## Task description
Filter the data below for the string "Bitte" and copy each matching line.

## Given data
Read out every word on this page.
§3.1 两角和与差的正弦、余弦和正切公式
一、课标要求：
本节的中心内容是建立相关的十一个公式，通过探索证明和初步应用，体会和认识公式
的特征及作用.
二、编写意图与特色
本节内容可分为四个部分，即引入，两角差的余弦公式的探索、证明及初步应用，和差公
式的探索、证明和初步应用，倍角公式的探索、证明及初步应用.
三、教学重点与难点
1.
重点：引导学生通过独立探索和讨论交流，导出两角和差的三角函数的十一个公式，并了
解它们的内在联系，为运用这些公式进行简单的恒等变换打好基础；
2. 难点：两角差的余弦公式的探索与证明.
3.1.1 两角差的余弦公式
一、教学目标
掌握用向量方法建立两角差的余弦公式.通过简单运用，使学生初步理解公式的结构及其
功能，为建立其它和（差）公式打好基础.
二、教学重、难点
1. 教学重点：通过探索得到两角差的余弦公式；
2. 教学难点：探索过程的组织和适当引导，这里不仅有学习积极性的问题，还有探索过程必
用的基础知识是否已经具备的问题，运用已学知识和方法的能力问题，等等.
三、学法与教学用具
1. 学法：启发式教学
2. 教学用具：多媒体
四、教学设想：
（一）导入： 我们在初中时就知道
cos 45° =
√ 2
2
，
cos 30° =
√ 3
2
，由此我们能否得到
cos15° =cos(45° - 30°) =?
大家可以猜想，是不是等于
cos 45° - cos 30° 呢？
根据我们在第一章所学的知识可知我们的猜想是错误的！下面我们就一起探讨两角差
...
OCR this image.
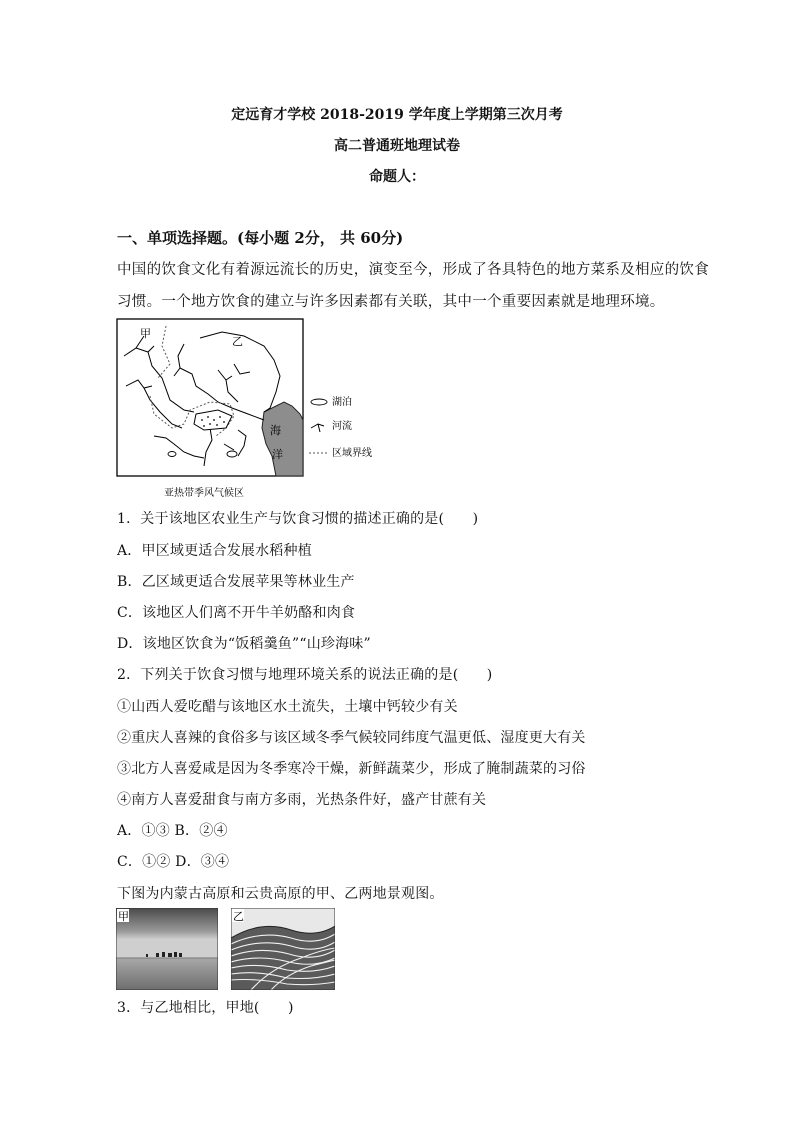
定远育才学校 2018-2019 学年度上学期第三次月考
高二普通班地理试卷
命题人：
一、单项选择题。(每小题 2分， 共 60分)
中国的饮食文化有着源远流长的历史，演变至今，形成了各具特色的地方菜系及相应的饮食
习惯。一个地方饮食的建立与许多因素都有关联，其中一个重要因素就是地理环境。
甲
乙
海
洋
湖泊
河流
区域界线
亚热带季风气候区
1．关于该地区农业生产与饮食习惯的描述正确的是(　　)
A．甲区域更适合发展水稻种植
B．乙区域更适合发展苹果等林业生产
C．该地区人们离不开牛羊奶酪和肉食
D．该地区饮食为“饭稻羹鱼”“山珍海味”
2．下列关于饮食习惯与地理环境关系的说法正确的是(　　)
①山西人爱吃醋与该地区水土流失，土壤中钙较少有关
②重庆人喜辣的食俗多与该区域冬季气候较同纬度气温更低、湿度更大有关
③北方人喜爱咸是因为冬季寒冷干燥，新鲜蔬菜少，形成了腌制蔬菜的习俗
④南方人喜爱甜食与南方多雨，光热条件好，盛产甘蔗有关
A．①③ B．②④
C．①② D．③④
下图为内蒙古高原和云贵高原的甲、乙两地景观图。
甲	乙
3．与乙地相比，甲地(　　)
--
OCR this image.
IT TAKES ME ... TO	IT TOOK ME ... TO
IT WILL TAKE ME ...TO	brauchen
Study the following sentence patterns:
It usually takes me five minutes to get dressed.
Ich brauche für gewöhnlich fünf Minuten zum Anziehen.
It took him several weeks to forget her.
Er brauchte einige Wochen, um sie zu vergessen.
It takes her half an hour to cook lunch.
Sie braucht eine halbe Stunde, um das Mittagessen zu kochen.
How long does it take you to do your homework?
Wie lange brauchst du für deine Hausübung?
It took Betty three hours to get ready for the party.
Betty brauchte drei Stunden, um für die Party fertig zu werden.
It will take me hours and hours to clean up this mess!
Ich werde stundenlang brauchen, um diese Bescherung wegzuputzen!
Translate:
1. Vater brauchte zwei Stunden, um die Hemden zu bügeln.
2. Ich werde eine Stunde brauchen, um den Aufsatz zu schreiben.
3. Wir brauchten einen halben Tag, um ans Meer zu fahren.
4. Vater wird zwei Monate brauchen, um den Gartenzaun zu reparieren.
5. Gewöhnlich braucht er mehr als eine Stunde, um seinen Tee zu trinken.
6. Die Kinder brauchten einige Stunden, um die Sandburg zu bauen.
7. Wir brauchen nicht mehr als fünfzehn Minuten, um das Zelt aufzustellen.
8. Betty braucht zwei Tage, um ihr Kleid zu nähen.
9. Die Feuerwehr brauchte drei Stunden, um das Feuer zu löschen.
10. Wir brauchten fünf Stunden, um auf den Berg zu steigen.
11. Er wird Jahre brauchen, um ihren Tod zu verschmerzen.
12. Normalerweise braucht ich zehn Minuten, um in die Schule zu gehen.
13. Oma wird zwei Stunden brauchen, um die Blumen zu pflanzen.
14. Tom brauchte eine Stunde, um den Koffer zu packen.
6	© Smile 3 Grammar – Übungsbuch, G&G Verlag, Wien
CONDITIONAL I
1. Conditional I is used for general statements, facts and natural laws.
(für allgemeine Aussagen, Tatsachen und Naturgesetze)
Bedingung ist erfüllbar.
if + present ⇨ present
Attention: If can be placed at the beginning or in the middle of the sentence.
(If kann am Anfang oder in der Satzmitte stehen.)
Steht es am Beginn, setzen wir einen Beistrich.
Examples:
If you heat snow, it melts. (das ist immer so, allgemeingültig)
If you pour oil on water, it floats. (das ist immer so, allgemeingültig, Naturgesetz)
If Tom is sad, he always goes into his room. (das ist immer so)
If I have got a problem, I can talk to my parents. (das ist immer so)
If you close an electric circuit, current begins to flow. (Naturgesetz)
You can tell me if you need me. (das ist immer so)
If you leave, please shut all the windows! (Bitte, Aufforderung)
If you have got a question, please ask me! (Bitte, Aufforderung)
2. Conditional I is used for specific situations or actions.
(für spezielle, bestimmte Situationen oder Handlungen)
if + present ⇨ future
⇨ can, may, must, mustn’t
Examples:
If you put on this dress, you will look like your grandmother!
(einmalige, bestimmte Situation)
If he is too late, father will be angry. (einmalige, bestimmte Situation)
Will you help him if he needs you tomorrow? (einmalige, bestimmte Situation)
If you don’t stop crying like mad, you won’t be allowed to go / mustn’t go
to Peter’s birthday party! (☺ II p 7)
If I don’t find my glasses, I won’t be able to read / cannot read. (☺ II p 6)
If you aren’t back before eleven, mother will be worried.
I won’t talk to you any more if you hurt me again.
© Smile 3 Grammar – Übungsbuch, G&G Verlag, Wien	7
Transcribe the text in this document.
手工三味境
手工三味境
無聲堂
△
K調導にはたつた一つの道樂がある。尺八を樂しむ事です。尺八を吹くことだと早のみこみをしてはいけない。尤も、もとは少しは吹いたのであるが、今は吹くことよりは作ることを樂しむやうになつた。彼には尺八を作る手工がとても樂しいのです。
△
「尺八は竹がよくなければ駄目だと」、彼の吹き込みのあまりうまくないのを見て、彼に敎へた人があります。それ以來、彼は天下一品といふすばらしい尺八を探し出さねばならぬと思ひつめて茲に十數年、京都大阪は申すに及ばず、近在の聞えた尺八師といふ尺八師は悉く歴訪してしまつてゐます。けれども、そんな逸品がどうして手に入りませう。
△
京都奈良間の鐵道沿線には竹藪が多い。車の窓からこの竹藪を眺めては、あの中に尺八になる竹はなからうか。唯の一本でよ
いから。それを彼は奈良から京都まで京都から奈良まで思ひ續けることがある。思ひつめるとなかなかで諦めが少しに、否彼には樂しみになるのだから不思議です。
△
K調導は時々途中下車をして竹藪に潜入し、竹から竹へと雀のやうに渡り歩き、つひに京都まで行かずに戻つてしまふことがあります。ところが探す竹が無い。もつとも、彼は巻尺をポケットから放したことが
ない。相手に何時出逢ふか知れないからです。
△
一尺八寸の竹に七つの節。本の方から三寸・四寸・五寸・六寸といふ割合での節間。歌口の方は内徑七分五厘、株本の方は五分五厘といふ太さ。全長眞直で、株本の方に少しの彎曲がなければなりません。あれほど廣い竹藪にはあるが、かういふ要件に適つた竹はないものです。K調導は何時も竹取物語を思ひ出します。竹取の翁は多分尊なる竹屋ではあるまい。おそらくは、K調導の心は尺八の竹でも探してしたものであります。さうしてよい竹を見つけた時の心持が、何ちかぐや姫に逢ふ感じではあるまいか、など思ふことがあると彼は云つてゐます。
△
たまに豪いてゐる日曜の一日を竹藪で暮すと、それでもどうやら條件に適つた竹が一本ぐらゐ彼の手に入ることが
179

## Final result
If you leave, please shut all the windows! (Bitte, Aufforderung)
If you have got a question, please ask me! (Bitte, Aufforderung)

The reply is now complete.